Exercise objective:
Look through the entries below and show every line containing the word "Ländern".

Document page text data:
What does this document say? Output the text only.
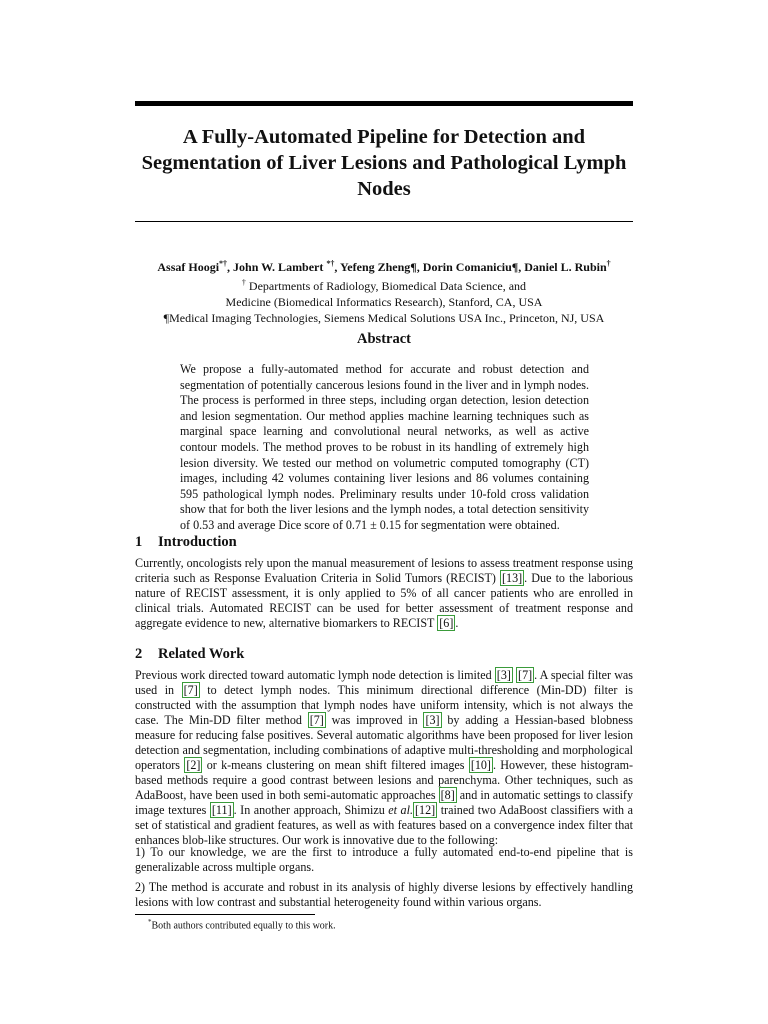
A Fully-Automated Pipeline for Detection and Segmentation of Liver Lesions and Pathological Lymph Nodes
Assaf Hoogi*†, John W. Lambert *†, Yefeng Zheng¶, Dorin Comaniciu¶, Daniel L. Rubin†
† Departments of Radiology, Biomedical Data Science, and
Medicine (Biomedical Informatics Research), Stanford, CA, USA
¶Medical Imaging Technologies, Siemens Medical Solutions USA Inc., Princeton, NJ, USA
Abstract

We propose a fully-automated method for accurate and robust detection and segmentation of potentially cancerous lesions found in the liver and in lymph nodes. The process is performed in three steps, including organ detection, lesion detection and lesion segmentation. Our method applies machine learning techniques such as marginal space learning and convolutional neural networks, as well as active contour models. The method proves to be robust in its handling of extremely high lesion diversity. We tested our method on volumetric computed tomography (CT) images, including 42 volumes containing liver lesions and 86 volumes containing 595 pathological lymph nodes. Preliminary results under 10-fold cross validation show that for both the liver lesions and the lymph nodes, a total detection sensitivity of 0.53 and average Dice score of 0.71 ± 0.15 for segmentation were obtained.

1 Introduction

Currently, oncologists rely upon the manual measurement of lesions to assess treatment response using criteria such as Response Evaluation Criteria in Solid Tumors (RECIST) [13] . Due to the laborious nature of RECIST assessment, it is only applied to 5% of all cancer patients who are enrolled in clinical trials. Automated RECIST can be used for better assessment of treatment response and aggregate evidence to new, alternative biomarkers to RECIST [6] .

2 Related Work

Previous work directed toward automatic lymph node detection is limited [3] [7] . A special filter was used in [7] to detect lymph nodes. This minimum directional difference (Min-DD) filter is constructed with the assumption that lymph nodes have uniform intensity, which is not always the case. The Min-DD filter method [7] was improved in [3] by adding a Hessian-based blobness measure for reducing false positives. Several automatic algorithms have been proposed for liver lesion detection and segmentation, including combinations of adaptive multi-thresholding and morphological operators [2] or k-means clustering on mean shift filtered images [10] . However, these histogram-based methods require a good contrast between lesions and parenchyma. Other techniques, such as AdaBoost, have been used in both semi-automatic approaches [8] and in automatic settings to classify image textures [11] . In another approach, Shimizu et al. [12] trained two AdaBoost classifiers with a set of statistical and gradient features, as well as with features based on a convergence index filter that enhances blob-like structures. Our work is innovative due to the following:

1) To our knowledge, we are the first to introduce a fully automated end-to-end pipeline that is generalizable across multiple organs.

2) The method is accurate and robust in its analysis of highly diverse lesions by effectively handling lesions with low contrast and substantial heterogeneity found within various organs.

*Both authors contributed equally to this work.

==

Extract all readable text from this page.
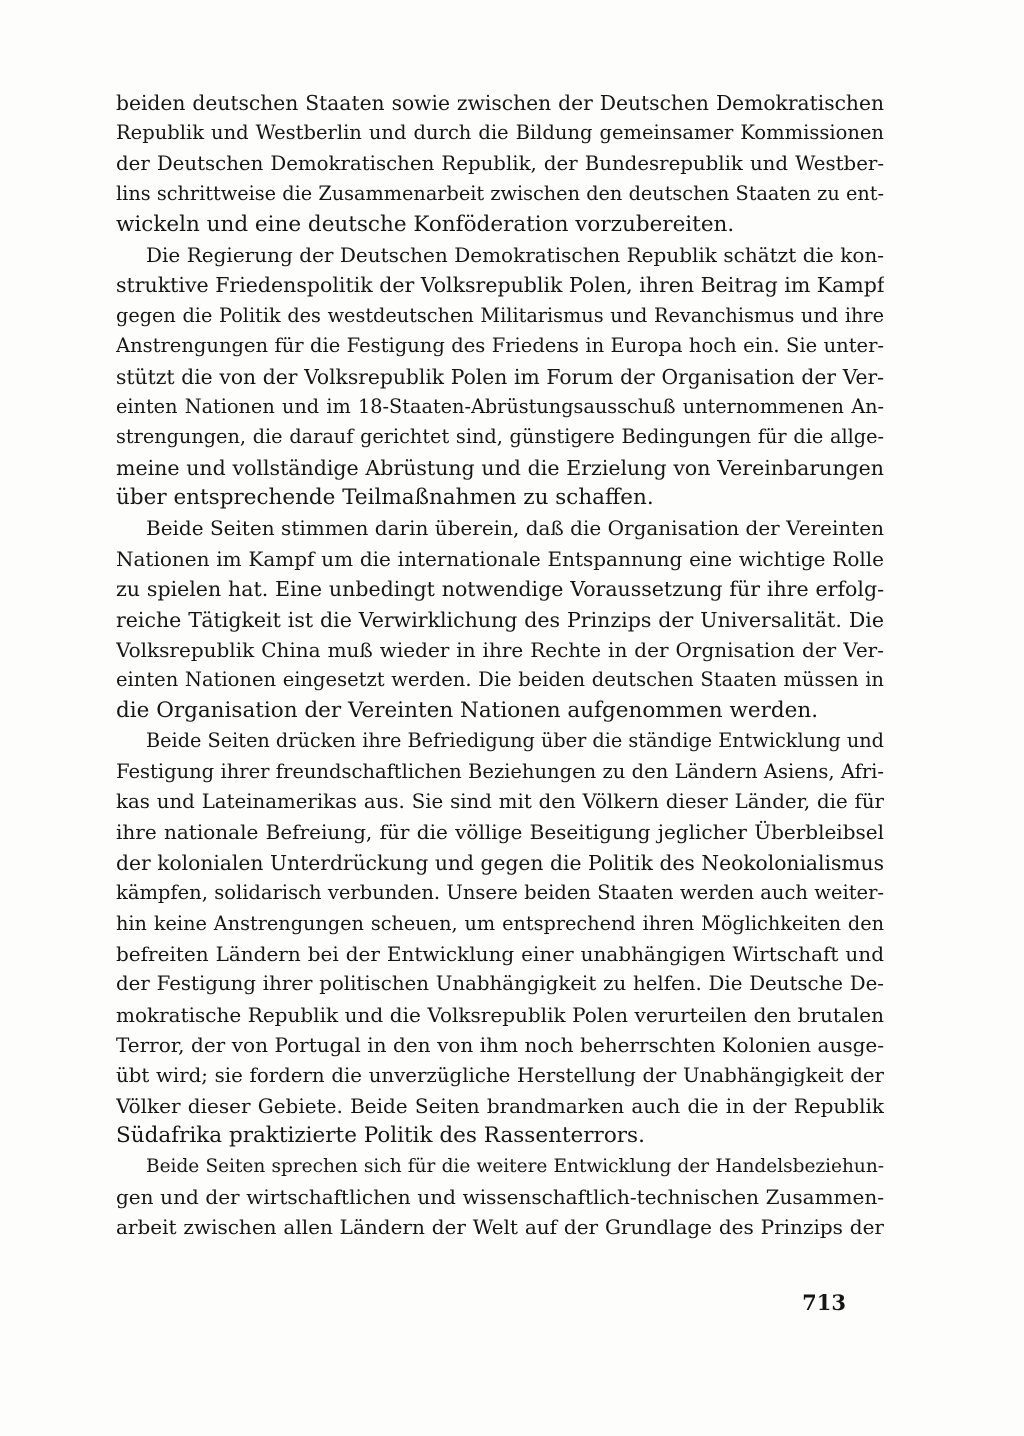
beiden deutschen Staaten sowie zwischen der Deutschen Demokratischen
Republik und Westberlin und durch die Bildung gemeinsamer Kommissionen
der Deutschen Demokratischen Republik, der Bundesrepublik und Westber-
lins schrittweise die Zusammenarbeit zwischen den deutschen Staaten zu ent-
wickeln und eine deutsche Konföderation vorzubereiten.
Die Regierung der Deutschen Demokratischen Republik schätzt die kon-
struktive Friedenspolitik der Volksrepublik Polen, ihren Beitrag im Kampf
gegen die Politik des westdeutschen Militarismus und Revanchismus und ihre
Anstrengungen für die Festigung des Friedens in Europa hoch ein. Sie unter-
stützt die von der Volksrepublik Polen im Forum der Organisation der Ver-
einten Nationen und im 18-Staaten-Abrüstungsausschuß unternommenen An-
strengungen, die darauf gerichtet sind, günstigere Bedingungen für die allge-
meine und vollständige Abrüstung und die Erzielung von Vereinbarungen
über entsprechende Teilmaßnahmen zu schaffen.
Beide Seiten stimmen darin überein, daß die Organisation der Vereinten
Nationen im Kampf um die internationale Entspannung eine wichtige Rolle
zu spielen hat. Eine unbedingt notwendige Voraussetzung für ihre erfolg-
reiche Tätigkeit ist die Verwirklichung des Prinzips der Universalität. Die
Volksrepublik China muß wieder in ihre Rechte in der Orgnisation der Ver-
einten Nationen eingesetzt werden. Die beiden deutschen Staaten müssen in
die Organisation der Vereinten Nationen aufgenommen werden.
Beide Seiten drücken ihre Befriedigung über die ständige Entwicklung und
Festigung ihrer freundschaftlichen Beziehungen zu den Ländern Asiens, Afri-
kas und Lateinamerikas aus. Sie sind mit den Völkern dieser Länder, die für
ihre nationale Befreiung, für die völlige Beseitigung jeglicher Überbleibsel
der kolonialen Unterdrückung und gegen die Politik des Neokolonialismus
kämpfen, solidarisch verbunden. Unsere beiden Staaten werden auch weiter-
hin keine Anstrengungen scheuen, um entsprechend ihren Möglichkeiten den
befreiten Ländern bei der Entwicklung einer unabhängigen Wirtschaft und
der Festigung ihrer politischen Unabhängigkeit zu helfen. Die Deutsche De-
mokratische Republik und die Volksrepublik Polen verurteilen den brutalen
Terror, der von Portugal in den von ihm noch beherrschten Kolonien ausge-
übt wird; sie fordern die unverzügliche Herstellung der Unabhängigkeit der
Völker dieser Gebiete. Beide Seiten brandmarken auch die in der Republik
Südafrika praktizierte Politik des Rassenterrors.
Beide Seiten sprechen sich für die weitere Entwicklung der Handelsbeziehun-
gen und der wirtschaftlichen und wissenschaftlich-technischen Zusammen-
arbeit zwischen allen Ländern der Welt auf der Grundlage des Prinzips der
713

...

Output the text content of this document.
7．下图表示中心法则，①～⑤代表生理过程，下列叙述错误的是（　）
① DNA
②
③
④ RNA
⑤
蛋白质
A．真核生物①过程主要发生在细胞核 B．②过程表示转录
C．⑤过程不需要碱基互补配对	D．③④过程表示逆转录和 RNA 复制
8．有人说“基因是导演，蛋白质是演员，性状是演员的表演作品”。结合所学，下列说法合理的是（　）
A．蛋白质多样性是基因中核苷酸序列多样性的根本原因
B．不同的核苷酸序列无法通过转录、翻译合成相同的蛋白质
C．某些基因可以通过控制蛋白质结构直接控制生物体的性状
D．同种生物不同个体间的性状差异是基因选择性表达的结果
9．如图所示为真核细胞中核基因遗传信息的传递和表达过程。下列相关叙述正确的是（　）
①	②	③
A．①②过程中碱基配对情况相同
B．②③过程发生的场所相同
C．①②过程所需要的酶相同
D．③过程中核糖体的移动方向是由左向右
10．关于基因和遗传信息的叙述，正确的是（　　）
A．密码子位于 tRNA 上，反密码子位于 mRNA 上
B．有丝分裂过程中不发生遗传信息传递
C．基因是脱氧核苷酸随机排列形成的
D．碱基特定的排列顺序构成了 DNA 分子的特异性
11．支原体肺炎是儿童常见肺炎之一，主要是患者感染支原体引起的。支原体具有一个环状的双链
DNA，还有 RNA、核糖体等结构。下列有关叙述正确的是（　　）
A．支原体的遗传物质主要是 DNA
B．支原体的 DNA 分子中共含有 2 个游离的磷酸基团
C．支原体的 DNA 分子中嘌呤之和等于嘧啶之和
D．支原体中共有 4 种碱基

Output below:
Festigung ihrer freundschaftlichen Beziehungen zu den Ländern Asiens, Afri-
befreiten Ländern bei der Entwicklung einer unabhängigen Wirtschaft und
arbeit zwischen allen Ländern der Welt auf der Grundlage des Prinzips der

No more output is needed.